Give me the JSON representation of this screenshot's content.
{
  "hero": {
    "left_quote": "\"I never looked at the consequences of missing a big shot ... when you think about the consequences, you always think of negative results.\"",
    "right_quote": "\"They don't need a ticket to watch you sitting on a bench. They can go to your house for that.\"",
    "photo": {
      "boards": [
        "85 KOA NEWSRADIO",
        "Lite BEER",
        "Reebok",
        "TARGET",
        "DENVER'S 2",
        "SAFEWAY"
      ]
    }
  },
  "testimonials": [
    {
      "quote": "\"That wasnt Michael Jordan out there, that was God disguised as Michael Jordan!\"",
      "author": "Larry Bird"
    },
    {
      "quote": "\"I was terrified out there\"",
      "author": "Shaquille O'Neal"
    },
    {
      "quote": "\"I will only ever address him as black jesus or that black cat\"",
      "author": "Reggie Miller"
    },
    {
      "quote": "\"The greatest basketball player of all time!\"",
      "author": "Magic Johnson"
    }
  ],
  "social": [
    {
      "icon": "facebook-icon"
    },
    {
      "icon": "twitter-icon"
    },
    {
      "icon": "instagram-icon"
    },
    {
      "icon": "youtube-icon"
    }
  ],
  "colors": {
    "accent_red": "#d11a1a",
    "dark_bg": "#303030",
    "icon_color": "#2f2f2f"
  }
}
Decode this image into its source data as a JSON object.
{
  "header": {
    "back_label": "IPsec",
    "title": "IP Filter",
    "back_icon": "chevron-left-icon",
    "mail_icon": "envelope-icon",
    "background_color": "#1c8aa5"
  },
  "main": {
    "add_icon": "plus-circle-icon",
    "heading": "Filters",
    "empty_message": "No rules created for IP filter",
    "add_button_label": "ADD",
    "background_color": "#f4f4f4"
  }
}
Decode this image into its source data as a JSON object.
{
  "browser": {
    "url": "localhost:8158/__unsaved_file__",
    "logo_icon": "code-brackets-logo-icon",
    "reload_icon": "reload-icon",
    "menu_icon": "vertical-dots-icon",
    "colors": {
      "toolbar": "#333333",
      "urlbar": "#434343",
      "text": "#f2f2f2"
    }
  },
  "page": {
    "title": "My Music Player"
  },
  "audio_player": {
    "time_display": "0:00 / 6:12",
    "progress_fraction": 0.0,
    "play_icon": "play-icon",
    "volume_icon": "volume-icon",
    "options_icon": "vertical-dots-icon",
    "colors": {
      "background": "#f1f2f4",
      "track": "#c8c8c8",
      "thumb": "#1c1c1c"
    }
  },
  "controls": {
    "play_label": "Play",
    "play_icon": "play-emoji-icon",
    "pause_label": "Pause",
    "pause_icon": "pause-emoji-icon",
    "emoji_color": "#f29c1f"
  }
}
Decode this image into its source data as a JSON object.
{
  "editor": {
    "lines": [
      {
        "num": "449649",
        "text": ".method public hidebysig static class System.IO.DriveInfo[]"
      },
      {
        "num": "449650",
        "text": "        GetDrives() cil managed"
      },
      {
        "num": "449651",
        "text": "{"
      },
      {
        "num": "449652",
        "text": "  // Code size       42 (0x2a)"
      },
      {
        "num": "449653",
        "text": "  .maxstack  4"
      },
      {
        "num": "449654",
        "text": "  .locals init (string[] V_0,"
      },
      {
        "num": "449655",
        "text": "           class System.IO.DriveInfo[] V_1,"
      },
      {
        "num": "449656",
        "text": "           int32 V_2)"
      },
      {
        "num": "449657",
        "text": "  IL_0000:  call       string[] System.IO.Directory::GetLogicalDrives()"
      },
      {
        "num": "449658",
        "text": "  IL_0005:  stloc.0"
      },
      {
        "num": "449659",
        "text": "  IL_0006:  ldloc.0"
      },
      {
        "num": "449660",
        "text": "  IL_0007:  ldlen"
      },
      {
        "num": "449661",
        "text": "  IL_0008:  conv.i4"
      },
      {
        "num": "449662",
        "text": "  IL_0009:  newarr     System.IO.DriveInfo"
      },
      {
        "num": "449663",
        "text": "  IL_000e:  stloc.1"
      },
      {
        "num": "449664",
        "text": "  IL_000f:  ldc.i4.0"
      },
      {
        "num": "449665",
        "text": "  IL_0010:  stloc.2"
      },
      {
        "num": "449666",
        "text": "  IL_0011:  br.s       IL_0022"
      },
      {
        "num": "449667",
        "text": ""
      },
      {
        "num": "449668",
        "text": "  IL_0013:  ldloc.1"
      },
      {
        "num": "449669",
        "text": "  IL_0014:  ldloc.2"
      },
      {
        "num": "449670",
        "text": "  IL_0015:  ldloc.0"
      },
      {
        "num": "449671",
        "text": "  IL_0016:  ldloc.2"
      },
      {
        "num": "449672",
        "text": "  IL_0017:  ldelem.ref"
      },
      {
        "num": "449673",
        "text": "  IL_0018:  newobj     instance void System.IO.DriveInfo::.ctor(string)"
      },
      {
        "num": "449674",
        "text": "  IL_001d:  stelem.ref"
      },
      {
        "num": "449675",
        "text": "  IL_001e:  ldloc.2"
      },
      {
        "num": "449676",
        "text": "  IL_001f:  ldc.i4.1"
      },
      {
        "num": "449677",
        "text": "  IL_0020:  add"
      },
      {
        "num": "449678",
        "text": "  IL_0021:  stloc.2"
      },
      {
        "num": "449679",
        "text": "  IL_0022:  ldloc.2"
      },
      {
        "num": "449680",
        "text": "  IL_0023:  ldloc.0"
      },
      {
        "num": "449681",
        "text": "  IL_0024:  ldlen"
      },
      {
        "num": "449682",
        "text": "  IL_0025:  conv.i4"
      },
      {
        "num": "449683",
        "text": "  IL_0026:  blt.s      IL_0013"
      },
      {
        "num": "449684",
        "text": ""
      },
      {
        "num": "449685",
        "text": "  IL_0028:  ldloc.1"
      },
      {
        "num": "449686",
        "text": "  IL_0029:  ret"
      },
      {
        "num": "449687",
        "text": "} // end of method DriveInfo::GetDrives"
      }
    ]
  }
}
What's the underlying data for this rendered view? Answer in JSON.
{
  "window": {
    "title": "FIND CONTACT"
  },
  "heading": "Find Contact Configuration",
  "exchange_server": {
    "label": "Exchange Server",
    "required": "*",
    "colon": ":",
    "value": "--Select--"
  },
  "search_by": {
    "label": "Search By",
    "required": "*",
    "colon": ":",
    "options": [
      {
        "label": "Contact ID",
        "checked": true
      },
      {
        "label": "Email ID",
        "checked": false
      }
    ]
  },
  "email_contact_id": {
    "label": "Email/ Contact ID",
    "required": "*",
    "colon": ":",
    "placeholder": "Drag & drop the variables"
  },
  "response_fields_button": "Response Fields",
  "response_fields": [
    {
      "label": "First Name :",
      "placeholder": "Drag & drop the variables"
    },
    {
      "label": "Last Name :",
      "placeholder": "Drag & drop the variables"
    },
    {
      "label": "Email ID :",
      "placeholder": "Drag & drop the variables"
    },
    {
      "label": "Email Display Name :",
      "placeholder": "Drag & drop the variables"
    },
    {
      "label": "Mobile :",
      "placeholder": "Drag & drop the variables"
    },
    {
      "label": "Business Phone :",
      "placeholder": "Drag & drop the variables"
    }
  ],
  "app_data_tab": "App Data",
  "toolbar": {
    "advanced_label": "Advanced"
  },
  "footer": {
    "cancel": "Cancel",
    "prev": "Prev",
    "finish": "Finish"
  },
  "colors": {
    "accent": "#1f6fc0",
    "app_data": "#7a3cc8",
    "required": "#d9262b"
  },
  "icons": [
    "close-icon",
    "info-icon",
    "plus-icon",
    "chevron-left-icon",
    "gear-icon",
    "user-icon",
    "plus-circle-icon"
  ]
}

> **TASK BRIEF**: Would you give the material above again, complete and exact?

> **OUTPUT OF THE EXERCISE**:
Give me the JSON representation of this screenshot's content.
{
  "hero": {
    "left_quote": "\"I never looked at the consequences of missing a big shot ... when you think about the consequences, you always think of negative results.\"",
    "right_quote": "\"They don't need a ticket to watch you sitting on a bench. They can go to your house for that.\"",
    "photo": {
      "boards": [
        "85 KOA NEWSRADIO",
        "Lite BEER",
        "Reebok",
        "TARGET",
        "DENVER'S 2",
        "SAFEWAY"
      ]
    }
  },
  "testimonials": [
    {
      "quote": "\"That wasnt Michael Jordan out there, that was God disguised as Michael Jordan!\"",
      "author": "Larry Bird"
    },
    {
      "quote": "\"I was terrified out there\"",
      "author": "Shaquille O'Neal"
    },
    {
      "quote": "\"I will only ever address him as black jesus or that black cat\"",
      "author": "Reggie Miller"
    },
    {
      "quote": "\"The greatest basketball player of all time!\"",
      "author": "Magic Johnson"
    }
  ],
  "social": [
    {
      "icon": "facebook-icon"
    },
    {
      "icon": "twitter-icon"
    },
    {
      "icon": "instagram-icon"
    },
    {
      "icon": "youtube-icon"
    }
  ],
  "colors": {
    "accent_red": "#d11a1a",
    "dark_bg": "#303030",
    "icon_color": "#2f2f2f"
  }
}
Decode this image into its source data as a JSON object.
{
  "header": {
    "back_label": "IPsec",
    "title": "IP Filter",
    "back_icon": "chevron-left-icon",
    "mail_icon": "envelope-icon",
    "background_color": "#1c8aa5"
  },
  "main": {
    "add_icon": "plus-circle-icon",
    "heading": "Filters",
    "empty_message": "No rules created for IP filter",
    "add_button_label": "ADD",
    "background_color": "#f4f4f4"
  }
}
Decode this image into its source data as a JSON object.
{
  "browser": {
    "url": "localhost:8158/__unsaved_file__",
    "logo_icon": "code-brackets-logo-icon",
    "reload_icon": "reload-icon",
    "menu_icon": "vertical-dots-icon",
    "colors": {
      "toolbar": "#333333",
      "urlbar": "#434343",
      "text": "#f2f2f2"
    }
  },
  "page": {
    "title": "My Music Player"
  },
  "audio_player": {
    "time_display": "0:00 / 6:12",
    "progress_fraction": 0.0,
    "play_icon": "play-icon",
    "volume_icon": "volume-icon",
    "options_icon": "vertical-dots-icon",
    "colors": {
      "background": "#f1f2f4",
      "track": "#c8c8c8",
      "thumb": "#1c1c1c"
    }
  },
  "controls": {
    "play_label": "Play",
    "play_icon": "play-emoji-icon",
    "pause_label": "Pause",
    "pause_icon": "pause-emoji-icon",
    "emoji_color": "#f29c1f"
  }
}
Decode this image into its source data as a JSON object.
{
  "editor": {
    "lines": [
      {
        "num": "449649",
        "text": ".method public hidebysig static class System.IO.DriveInfo[]"
      },
      {
        "num": "449650",
        "text": "        GetDrives() cil managed"
      },
      {
        "num": "449651",
        "text": "{"
      },
      {
        "num": "449652",
        "text": "  // Code size       42 (0x2a)"
      },
      {
        "num": "449653",
        "text": "  .maxstack  4"
      },
      {
        "num": "449654",
        "text": "  .locals init (string[] V_0,"
      },
      {
        "num": "449655",
        "text": "           class System.IO.DriveInfo[] V_1,"
      },
      {
        "num": "449656",
        "text": "           int32 V_2)"
      },
      {
        "num": "449657",
        "text": "  IL_0000:  call       string[] System.IO.Directory::GetLogicalDrives()"
      },
      {
        "num": "449658",
        "text": "  IL_0005:  stloc.0"
      },
      {
        "num": "449659",
        "text": "  IL_0006:  ldloc.0"
      },
      {
        "num": "449660",
        "text": "  IL_0007:  ldlen"
      },
      {
        "num": "449661",
        "text": "  IL_0008:  conv.i4"
      },
      {
        "num": "449662",
        "text": "  IL_0009:  newarr     System.IO.DriveInfo"
      },
      {
        "num": "449663",
        "text": "  IL_000e:  stloc.1"
      },
      {
        "num": "449664",
        "text": "  IL_000f:  ldc.i4.0"
      },
      {
        "num": "449665",
        "text": "  IL_0010:  stloc.2"
      },
      {
        "num": "449666",
        "text": "  IL_0011:  br.s       IL_0022"
      },
      {
        "num": "449667",
        "text": ""
      },
      {
        "num": "449668",
        "text": "  IL_0013:  ldloc.1"
      },
      {
        "num": "449669",
        "text": "  IL_0014:  ldloc.2"
      },
      {
        "num": "449670",
        "text": "  IL_0015:  ldloc.0"
      },
      {
        "num": "449671",
        "text": "  IL_0016:  ldloc.2"
      },
      {
        "num": "449672",
        "text": "  IL_0017:  ldelem.ref"
      },
      {
        "num": "449673",
        "text": "  IL_0018:  newobj     instance void System.IO.DriveInfo::.ctor(string)"
      },
      {
        "num": "449674",
        "text": "  IL_001d:  stelem.ref"
      },
      {
        "num": "449675",
        "text": "  IL_001e:  ldloc.2"
      },
      {
        "num": "449676",
        "text": "  IL_001f:  ldc.i4.1"
      },
      {
        "num": "449677",
        "text": "  IL_0020:  add"
      },
      {
        "num": "449678",
        "text": "  IL_0021:  stloc.2"
      },
      {
        "num": "449679",
        "text": "  IL_0022:  ldloc.2"
      },
      {
        "num": "449680",
        "text": "  IL_0023:  ldloc.0"
      },
      {
        "num": "449681",
        "text": "  IL_0024:  ldlen"
      },
      {
        "num": "449682",
        "text": "  IL_0025:  conv.i4"
      },
      {
        "num": "449683",
        "text": "  IL_0026:  blt.s      IL_0013"
      },
      {
        "num": "449684",
        "text": ""
      },
      {
        "num": "449685",
        "text": "  IL_0028:  ldloc.1"
      },
      {
        "num": "449686",
        "text": "  IL_0029:  ret"
      },
      {
        "num": "449687",
        "text": "} // end of method DriveInfo::GetDrives"
      }
    ]
  }
}
What's the underlying data for this rendered view? Answer in JSON.
{
  "window": {
    "title": "FIND CONTACT"
  },
  "heading": "Find Contact Configuration",
  "exchange_server": {
    "label": "Exchange Server",
    "required": "*",
    "colon": ":",
    "value": "--Select--"
  },
  "search_by": {
    "label": "Search By",
    "required": "*",
    "colon": ":",
    "options": [
      {
        "label": "Contact ID",
        "checked": true
      },
      {
        "label": "Email ID",
        "checked": false
      }
    ]
  },
  "email_contact_id": {
    "label": "Email/ Contact ID",
    "required": "*",
    "colon": ":",
    "placeholder": "Drag & drop the variables"
  },
  "response_fields_button": "Response Fields",
  "response_fields": [
    {
      "label": "First Name :",
      "placeholder": "Drag & drop the variables"
    },
    {
      "label": "Last Name :",
      "placeholder": "Drag & drop the variables"
    },
    {
      "label": "Email ID :",
      "placeholder": "Drag & drop the variables"
    },
    {
      "label": "Email Display Name :",
      "placeholder": "Drag & drop the variables"
    },
    {
      "label": "Mobile :",
      "placeholder": "Drag & drop the variables"
    },
    {
      "label": "Business Phone :",
      "placeholder": "Drag & drop the variables"
    }
  ],
  "app_data_tab": "App Data",
  "toolbar": {
    "advanced_label": "Advanced"
  },
  "footer": {
    "cancel": "Cancel",
    "prev": "Prev",
    "finish": "Finish"
  },
  "colors": {
    "accent": "#1f6fc0",
    "app_data": "#7a3cc8",
    "required": "#d9262b"
  },
  "icons": [
    "close-icon",
    "info-icon",
    "plus-icon",
    "chevron-left-icon",
    "gear-icon",
    "user-icon",
    "plus-circle-icon"
  ]
}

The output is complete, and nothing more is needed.